What the exercise asks:
From the listing below, pull out every line where the string "xlabel" appears.

☆ ☆ ☆ ☆ ☆ ☆ ☆

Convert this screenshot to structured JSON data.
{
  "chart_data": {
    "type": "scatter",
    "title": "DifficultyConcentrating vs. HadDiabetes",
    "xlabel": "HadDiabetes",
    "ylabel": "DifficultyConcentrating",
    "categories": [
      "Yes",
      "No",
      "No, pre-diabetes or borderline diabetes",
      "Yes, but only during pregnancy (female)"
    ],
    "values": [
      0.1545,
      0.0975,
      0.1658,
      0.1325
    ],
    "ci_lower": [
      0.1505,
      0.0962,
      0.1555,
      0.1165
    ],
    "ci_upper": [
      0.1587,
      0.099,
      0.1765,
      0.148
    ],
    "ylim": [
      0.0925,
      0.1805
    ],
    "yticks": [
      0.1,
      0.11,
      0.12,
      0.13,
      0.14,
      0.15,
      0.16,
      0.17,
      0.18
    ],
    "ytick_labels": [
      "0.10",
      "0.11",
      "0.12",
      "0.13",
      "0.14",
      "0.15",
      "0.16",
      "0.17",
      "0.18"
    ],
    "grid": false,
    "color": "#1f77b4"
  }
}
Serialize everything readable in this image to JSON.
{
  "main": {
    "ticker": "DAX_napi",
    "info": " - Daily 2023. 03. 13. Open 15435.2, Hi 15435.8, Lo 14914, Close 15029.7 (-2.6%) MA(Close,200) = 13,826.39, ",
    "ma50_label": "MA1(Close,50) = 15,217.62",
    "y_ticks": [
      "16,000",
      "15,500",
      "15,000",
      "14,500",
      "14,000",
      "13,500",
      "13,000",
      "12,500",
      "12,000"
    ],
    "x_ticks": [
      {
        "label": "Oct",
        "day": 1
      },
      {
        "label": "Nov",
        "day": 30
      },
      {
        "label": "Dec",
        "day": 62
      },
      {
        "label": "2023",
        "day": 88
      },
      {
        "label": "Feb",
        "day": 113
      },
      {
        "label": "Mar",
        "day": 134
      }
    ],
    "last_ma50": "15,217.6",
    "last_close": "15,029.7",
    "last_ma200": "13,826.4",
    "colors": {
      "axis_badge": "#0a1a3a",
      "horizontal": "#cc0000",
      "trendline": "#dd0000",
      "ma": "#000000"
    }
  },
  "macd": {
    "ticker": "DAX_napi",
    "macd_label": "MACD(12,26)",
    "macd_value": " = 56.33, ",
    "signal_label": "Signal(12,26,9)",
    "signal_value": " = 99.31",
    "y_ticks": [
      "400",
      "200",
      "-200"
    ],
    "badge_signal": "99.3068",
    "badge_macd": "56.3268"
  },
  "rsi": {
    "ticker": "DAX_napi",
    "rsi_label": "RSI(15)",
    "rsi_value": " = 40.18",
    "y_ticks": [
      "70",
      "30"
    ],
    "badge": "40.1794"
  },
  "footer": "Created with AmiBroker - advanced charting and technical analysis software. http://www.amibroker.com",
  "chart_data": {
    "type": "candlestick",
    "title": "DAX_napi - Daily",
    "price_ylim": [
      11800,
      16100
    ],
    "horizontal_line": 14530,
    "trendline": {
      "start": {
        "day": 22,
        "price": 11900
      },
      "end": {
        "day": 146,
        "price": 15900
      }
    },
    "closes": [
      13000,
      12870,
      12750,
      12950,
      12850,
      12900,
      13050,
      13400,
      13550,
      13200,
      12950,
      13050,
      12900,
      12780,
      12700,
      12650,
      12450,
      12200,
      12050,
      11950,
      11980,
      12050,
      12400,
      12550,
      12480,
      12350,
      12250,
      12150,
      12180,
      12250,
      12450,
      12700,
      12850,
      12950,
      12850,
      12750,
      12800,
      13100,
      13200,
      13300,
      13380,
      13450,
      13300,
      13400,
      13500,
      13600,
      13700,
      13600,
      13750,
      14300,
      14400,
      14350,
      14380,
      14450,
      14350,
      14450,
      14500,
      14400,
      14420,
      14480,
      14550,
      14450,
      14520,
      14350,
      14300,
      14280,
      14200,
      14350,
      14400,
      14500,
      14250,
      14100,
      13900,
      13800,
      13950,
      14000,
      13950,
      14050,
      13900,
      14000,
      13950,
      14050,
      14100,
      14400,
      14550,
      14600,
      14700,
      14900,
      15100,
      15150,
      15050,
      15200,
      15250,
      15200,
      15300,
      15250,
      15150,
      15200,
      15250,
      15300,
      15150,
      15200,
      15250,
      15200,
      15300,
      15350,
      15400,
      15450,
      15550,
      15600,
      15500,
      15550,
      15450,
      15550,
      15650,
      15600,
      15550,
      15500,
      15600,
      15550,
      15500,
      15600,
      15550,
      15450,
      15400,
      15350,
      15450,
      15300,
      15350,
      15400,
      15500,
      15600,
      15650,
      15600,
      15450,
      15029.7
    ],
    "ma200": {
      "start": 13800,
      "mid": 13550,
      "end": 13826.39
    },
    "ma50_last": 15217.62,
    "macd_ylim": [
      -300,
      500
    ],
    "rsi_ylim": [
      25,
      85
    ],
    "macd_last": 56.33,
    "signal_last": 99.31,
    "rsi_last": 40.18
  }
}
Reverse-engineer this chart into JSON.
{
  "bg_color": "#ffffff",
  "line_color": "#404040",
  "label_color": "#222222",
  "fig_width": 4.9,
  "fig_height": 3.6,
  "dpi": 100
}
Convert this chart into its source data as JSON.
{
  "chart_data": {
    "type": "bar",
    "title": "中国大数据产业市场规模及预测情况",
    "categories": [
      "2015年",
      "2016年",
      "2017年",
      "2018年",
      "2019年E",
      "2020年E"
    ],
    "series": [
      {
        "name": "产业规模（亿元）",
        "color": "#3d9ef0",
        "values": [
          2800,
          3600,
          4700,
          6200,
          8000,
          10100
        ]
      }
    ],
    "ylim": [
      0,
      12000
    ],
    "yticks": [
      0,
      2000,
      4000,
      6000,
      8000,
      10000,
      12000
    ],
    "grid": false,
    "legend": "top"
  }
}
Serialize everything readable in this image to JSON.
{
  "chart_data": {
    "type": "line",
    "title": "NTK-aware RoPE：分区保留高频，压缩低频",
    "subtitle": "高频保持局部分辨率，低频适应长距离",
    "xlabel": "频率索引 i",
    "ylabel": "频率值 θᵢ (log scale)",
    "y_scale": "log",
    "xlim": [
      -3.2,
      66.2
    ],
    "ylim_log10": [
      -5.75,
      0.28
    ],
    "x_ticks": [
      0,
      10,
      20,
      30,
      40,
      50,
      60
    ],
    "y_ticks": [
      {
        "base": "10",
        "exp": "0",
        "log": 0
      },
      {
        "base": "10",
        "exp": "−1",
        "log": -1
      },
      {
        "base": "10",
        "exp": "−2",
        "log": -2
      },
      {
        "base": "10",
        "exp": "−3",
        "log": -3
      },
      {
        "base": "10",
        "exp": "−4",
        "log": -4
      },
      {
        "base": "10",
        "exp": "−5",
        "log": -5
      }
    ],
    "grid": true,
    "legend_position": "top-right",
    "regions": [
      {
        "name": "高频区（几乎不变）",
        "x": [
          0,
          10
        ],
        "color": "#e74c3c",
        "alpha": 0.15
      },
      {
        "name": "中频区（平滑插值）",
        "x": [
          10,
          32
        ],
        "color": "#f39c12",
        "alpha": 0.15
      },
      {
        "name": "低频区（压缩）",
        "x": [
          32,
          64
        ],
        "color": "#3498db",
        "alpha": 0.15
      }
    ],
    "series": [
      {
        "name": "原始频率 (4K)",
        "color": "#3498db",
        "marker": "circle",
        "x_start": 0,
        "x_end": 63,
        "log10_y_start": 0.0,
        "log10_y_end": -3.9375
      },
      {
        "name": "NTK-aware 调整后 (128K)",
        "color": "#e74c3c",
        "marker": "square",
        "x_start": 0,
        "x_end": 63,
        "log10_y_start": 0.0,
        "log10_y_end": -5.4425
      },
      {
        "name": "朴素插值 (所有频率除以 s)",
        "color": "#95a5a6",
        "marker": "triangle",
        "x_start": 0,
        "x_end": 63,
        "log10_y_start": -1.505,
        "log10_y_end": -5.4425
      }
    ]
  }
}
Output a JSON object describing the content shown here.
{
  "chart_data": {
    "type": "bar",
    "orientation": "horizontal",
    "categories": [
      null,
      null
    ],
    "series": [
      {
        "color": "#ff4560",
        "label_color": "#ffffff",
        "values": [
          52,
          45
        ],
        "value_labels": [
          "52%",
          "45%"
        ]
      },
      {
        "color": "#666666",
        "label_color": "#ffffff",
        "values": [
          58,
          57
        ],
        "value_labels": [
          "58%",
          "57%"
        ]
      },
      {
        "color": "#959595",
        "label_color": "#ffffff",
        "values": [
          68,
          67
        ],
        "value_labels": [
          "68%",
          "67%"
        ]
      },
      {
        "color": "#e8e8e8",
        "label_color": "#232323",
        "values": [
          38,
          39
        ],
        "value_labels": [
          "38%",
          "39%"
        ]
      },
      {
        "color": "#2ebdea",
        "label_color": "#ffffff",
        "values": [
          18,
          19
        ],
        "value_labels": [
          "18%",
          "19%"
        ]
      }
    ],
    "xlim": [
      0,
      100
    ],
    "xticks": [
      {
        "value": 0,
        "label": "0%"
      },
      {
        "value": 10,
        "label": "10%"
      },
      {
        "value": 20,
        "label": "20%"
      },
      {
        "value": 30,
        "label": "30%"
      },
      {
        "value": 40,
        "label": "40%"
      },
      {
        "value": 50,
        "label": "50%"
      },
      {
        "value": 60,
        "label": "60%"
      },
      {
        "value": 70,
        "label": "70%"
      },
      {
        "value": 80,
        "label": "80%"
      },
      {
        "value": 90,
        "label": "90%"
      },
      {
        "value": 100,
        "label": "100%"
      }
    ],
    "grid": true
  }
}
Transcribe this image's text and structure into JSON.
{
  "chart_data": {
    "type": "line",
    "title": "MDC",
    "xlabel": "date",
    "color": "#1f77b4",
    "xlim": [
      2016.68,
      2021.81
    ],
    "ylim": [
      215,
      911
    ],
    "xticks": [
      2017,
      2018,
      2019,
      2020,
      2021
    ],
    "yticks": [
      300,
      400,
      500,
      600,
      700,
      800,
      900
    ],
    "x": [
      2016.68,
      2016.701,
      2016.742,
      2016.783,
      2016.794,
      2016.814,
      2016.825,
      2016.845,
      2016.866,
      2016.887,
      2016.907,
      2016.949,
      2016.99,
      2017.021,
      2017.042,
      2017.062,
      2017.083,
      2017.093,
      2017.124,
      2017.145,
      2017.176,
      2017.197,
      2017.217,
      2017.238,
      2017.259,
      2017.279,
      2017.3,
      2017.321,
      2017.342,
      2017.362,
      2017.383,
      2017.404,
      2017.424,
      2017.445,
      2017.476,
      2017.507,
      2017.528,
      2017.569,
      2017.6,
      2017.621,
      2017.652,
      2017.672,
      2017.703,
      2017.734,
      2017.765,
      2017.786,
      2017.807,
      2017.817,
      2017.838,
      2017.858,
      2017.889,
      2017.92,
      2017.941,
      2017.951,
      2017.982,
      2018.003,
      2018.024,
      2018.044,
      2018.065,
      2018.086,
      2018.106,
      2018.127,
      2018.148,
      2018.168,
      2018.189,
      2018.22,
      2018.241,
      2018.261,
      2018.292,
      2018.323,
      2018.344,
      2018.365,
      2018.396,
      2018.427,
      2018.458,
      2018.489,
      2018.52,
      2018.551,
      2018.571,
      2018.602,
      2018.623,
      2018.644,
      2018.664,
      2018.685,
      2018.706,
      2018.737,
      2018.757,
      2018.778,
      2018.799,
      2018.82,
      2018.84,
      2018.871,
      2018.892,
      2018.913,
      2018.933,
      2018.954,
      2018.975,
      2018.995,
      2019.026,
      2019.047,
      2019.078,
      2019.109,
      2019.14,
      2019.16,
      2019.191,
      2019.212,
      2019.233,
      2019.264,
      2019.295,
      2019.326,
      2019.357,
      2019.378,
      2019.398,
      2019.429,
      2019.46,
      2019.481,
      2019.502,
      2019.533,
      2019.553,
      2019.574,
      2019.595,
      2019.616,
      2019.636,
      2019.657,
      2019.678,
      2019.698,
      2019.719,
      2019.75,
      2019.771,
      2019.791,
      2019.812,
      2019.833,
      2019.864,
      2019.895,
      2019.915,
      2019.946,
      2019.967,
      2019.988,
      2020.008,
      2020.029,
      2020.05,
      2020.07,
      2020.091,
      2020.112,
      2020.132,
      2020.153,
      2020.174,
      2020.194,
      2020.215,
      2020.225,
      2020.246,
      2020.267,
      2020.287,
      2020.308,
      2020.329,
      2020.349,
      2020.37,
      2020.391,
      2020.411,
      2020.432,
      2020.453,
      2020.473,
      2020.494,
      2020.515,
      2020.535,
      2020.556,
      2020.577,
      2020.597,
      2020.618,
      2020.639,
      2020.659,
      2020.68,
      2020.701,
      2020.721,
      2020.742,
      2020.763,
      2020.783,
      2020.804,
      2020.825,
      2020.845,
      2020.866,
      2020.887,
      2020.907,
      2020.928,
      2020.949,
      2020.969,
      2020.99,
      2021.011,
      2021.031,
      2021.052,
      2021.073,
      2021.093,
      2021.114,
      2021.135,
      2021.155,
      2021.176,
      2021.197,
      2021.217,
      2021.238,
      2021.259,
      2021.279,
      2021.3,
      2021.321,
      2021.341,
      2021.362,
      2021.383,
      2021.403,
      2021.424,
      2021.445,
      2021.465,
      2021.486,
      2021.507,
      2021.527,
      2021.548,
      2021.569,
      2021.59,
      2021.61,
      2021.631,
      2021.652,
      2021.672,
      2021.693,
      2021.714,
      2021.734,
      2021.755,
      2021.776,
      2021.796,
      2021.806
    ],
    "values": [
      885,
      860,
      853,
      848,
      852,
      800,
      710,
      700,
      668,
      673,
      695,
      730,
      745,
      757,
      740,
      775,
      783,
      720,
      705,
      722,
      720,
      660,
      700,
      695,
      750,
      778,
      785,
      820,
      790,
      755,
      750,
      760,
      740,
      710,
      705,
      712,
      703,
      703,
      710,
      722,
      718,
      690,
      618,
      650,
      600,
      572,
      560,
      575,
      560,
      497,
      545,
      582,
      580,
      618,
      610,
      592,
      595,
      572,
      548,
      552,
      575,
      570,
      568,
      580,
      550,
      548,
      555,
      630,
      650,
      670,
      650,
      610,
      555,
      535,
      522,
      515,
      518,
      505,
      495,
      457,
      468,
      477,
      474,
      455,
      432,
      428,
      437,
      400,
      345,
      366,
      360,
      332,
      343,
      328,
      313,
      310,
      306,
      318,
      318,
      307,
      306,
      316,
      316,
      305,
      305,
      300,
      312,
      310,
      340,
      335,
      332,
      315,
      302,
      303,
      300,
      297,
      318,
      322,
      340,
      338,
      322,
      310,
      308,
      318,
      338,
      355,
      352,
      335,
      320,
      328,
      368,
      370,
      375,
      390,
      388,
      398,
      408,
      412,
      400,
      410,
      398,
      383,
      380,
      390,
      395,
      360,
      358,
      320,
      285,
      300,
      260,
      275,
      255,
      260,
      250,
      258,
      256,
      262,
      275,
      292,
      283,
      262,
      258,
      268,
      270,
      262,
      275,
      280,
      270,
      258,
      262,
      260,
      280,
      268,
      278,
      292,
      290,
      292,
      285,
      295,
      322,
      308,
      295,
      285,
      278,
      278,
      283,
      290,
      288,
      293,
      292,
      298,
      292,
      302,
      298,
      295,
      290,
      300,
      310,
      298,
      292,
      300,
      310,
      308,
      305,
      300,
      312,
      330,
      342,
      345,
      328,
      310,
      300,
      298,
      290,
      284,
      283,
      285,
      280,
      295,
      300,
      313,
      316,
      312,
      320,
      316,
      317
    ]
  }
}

☆ ☆ ☆ ☆ ☆ ☆ ☆

The completed task:
    "xlabel": "HadDiabetes",
    "xlabel": "频率索引 i",
    "xlabel": "date",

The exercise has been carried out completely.